A plus de cinquante ans, ce qui paraissait considérable aux jeunes maquisards, Mohand Ou el-Hadj avait quitté sa famille, son commerce florissant à Bouzeghène, près d'Azazga, pour gagner le maquis au début de 1956 avec six millions en billets crasseux enveloppés de papier journal. Sa fortune.
Comme les autres chefs de la wilaya il avait vu avec inquiétude les résultats du plan Challe dans l'Ouarsenis, puis dans l'Algérois. Devant un tel déploiement de forces et une pareille implantation il fallait rompre et ne jamais chercher le combat. Il avait donc donné l'ordre de faire éclater les grandes unités et de réduire les katibas à des groupes de dix à quinze hommes dès que le plan Challe gagnerait la Kabylie. Mai et juin s'étaient passés dans cette attente. Puis les premières semaines de juillet. Les djounoud commençaient à perdre patience quand le 21 juillet, à l'improviste, sans que pour une fois le moindre renseignement ait filtré, le tonnerre s'était abattu sur la Kabylie. Vingt-cinq mille hommes de troupes opérationnelles adjointes aux quinze mille du secteur prenaient possession du réduit kabyle. Bombardements, canonnades, pilonnage d'artillerie et partout la troupe. Et pas une troupe de bidasses nonchalants, des hommes galvanisés dont le moindre commando de chasse  avait autant de punch que ceux des terrifiants régiments de paras. Challe lui-même supervisait l'opération. Un véritable pont aérien était établi entre Alger-Constantine et le centre nerveux de la rébellion kabyle que Challe avait résolu de frapper. Des files de camions bourrés d'hommes, de munitions, de vivres, transformaient les routes et les pistes en artères apportant inlassablement ravitaillement et renforts au moindre battement du coeur de l'opération.
En quelques jours tous les villages avaient été fouillés, bouleversés, certains rasés à la suite d'opération montée après un accrochage. Les ordres d'éclatement des katibas avaient été immédiatement appliqués mais très vite les hommes de Mohand Ou el-Hadj avaient dû se rendre à. l'évidence : l'opération Jumelles, c'est ainsi que les journaux l'appelaient, n'avait rien à voir avec toutes les autres.

Challe et Gracieux savaient que la Kabylie était un véritable bloc de gruyère tant elle était truffée de caches, de grottes, coupée de vallées profondes, de lits d'oued bordés de collines aux pentes escarpées, propices aux embuscades. Impossible d'avoir du monde partout et inutile de monter de grandes opérations intérieures au ratissage qui n'avaient que de piètres résultats. Après un premier nettoyage sommaire, le général Gracieux, en accord avec le commandant en chef, avait fait stationner des unités en certains points névralgiques. Ces troupes n'allaient agir que sur renseignements provenant de l'interrogatoire des prisonniers, de la population, d'agents musulmans ainsi que des écoutes radio. Au P.C. Artois, Gracieux avait en permanence vingt postes à l'écoute du trafic fell. L'observation terrestre à la binoculaire et la surveillance aérienne complétaient cette toile d'araignée qui, le 21 juillet 1959, s'était abattue sur la Kabylie.

Consigne à suivre:
Rédigez la suite du récit sur l'opération Jumelles en Kabylie, à partir de sa dernière phrase.

Données brutes:
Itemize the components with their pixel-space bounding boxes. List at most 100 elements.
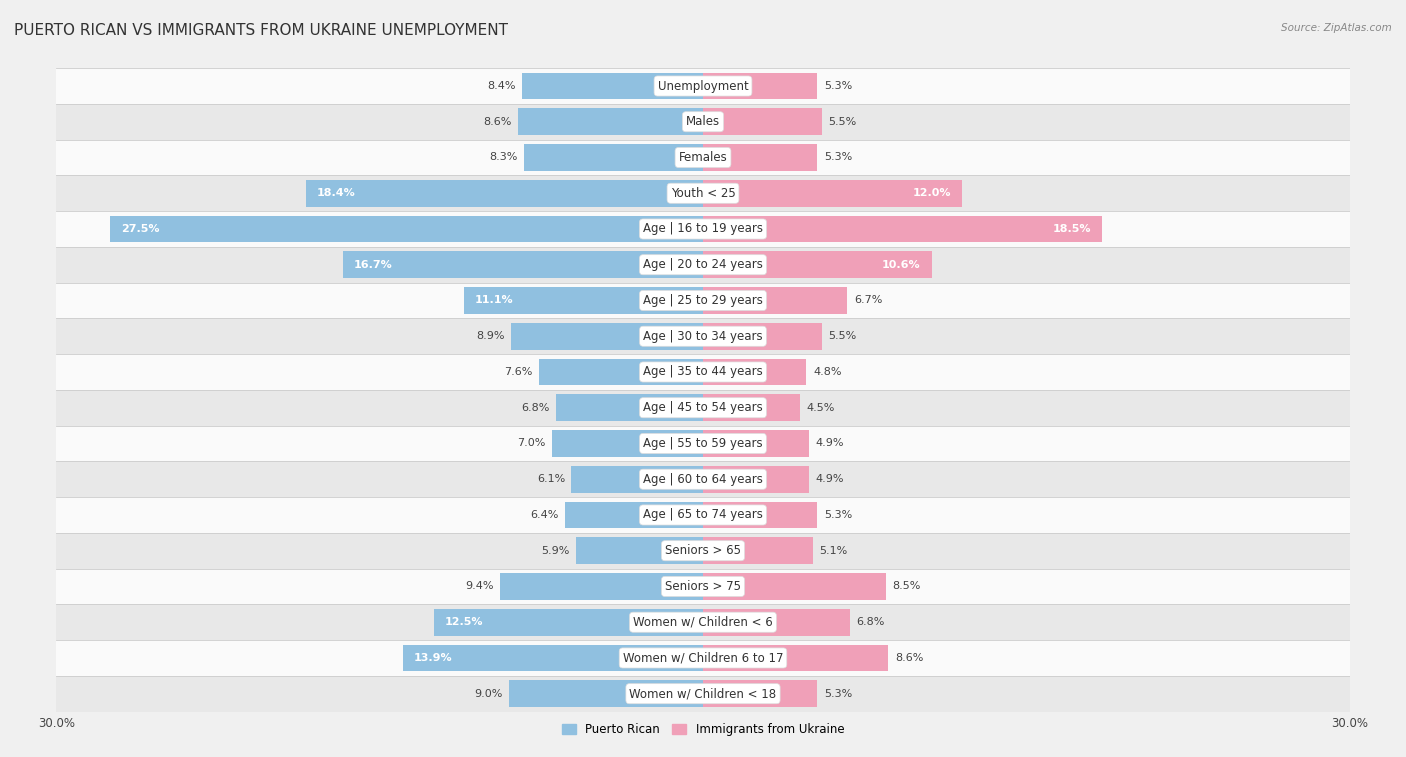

Réponse:
C'était la recherche permanente du fell, le déclenchement soudain de petites opérations rapides menées par les troupes opérationnelles aussi bien que par les troupes de secteur. Chaque P.C. d'unité opérationnelle à l'échelon du régiment avait une compagnie en alerte prête à être héliportée. En outre, Gracieux avait à son P.C. cinq ou six unités en pompier pouvant arriver à la rescousse. Sur un renseignement de valeur l'opération était mise en route. II n'était plus question de grandes lignes rigides tracées à l'avance mais d'une multitude de tentacules qui s'emparaient de la Kabylie, s'accrochaient aux gros villages, s'infiltraient dans les vallées. La présence des vingt cinq mille hommes des troupes opérationnelles permettait aux troupes de secteur, familiarisées depuis des mois avec le terrain, de sortir à dix ou vingt sans craindre d'être accrochées par une ou deux katibas.
En cinq semaines les résultats avaient été considérables. Du jamais vu. Les fells étaient coupés des villages, qui avaient été fouillés et toute l'organisation politico-administrative de la population s'écroulait.

On ne pouvait plus bouger, racontera plus tard le lieutenant Saada, on ne mangeait plus. J'étais si faible que je n'arrivais même plus à porter ma mitraillette. L'implantation des postes militaires, la multiplication des autodéfenses et des agents de renseignement nous rendaient la vie et même la survie impossibles. Il a fallu reprendre la population en main. On a liquidé certains traîtres pour l'exemple. En une nuit, à Yakouren, on a liquidé sept Kabyles. Et pourtant il y avait un poste français. On a laissé passer une patrouille française et quand les harkis de l'autodéfense sont arrivés on leur est tombé dessus. Le propre fils d'un des traîtres s'était proposé pour le liquider. Après quelques exemples comme celui-là, du jour au lendemain, beaucoup d'autodéfenses assurèrent notre protection. Des villages dits pacifiés se tournèrent à nouveau vers nous. C'est grâce à cela qu'on a pu survivre. En exécutant les traîtres en série. Mais jamais on n'a réussi à reprendre l'initiative.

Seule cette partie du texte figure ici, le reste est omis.